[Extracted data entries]

▽

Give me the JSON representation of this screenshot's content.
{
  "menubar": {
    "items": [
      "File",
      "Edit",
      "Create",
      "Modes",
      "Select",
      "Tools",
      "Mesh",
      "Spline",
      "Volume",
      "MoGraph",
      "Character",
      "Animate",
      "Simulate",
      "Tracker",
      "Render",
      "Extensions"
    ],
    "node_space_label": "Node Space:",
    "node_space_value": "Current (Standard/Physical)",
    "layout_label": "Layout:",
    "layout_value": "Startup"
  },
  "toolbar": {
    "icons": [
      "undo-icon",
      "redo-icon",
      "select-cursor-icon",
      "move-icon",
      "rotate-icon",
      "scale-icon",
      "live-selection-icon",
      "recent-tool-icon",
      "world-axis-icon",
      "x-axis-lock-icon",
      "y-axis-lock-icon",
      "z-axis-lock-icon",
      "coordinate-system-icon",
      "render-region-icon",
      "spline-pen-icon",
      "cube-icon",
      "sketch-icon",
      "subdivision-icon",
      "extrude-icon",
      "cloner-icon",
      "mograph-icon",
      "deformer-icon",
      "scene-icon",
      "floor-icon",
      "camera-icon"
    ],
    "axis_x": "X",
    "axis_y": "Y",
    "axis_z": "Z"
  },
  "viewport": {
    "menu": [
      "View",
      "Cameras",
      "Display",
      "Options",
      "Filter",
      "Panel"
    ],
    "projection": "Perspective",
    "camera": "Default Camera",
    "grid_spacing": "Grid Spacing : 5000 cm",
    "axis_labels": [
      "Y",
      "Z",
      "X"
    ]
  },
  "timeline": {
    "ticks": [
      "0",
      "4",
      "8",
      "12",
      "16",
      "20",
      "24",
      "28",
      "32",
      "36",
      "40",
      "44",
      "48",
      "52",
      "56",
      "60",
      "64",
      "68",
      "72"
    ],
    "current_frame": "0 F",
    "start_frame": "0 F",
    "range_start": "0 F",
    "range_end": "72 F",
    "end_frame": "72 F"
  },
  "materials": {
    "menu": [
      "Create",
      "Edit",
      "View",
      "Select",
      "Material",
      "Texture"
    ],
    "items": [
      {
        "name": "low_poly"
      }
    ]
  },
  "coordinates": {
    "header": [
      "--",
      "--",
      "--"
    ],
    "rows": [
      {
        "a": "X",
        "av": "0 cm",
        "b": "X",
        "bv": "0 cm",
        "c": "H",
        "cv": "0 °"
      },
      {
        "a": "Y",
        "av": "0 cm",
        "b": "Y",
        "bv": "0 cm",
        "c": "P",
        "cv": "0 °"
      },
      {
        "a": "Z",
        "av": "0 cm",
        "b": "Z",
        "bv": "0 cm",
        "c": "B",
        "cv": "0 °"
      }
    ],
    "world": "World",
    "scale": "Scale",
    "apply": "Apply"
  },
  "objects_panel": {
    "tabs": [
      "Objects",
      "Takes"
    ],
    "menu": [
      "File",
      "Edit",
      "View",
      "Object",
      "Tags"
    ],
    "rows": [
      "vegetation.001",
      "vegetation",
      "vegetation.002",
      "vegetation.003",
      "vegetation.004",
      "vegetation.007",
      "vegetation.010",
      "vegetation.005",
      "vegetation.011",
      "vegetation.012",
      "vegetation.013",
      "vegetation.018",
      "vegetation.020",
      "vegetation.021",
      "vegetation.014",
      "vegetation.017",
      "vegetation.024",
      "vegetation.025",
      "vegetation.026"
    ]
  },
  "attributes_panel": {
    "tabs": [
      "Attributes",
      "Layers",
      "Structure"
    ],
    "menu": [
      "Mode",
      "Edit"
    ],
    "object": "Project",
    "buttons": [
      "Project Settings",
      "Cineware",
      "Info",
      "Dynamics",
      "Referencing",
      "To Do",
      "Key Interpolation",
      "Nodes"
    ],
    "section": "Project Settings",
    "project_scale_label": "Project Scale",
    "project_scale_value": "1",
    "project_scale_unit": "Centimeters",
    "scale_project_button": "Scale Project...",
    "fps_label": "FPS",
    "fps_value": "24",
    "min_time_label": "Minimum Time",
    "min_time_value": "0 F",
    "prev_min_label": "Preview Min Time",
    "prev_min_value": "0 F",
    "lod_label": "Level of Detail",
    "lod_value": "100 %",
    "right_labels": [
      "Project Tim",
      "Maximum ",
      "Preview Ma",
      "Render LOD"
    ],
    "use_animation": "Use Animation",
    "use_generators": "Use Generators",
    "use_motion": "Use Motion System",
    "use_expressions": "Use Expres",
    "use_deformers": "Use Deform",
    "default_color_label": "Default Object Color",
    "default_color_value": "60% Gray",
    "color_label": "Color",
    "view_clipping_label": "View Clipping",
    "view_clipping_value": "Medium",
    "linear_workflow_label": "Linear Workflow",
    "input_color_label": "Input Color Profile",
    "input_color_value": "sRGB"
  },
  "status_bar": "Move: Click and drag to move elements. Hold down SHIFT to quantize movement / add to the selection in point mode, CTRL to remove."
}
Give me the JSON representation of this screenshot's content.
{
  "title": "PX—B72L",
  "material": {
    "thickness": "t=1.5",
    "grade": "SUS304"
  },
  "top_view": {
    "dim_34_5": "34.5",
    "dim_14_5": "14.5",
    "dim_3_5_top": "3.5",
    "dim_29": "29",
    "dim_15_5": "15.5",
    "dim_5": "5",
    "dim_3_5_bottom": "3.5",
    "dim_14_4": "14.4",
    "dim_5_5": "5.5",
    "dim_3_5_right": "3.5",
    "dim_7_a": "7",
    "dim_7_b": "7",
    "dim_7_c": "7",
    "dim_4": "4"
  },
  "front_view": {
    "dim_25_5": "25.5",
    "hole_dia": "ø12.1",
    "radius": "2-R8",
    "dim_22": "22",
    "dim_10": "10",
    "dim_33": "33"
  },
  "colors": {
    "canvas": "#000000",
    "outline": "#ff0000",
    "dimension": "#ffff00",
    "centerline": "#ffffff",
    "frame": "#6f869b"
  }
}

△

Search the data for the word "lock" and copy each line where it appears.

### Written answer
      "x-axis-lock-icon",
      "y-axis-lock-icon",
      "z-axis-lock-icon",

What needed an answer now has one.